◆ **TASK DIRECTIONS**:
Select, from the material below, each line with "page" in it.

* START EXERCISE MATERIAL *

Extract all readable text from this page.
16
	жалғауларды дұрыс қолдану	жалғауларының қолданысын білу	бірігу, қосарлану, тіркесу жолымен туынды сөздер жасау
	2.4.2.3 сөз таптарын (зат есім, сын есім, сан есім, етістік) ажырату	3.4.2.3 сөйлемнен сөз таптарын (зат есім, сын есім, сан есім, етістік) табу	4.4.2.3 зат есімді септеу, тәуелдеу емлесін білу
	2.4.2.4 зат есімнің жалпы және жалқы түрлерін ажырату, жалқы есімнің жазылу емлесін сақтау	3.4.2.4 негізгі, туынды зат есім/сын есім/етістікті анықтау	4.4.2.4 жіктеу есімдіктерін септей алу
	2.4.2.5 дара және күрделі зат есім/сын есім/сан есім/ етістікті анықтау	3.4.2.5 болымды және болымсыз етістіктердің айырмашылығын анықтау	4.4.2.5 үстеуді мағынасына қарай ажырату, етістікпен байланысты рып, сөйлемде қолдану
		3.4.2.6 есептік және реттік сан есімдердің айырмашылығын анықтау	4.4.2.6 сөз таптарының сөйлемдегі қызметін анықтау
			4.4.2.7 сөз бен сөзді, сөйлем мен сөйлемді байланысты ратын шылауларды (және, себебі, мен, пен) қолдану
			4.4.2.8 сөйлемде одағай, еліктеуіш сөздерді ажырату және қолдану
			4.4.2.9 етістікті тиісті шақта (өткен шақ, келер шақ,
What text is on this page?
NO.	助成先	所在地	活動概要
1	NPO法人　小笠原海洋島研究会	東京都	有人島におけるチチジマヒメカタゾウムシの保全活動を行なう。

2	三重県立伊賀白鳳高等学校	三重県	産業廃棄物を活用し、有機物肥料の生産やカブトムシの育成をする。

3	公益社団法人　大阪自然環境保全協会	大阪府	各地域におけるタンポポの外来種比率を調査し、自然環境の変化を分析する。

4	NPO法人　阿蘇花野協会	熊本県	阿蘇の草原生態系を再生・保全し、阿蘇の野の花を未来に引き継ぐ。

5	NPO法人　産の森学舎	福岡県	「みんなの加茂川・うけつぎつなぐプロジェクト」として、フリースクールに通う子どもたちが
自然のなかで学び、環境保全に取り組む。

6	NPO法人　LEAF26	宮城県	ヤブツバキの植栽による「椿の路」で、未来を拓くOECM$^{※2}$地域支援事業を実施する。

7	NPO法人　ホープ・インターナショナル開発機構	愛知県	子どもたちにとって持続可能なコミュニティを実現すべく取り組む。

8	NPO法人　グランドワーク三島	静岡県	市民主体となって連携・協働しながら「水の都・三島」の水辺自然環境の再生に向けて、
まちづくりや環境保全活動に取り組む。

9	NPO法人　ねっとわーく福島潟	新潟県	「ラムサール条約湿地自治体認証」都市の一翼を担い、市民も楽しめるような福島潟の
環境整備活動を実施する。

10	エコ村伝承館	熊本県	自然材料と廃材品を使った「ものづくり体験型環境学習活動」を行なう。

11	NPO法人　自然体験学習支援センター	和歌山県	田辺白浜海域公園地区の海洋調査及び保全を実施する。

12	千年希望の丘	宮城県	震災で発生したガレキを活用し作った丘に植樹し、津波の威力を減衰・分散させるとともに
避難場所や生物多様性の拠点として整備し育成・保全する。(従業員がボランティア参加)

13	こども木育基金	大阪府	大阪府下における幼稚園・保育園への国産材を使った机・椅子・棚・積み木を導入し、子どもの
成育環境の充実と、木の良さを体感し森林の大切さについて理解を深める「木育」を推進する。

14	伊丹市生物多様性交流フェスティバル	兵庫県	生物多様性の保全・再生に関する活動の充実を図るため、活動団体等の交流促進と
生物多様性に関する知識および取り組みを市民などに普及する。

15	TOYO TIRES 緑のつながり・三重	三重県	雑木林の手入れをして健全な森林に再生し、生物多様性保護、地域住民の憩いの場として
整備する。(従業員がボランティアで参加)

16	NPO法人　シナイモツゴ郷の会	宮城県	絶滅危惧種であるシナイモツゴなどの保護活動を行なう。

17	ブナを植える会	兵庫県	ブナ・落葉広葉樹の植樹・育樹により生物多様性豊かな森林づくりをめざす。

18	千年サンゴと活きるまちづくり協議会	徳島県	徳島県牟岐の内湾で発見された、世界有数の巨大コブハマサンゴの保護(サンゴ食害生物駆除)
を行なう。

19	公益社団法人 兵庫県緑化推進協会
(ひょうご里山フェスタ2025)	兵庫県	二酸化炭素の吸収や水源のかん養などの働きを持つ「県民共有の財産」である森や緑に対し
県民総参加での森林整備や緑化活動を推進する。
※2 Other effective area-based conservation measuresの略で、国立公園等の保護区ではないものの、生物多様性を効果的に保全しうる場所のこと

* END EXERCISE MATERIAL *

◆ **EXERCISE ANSWER**:
Extract all readable text from this page.
What text is on this page?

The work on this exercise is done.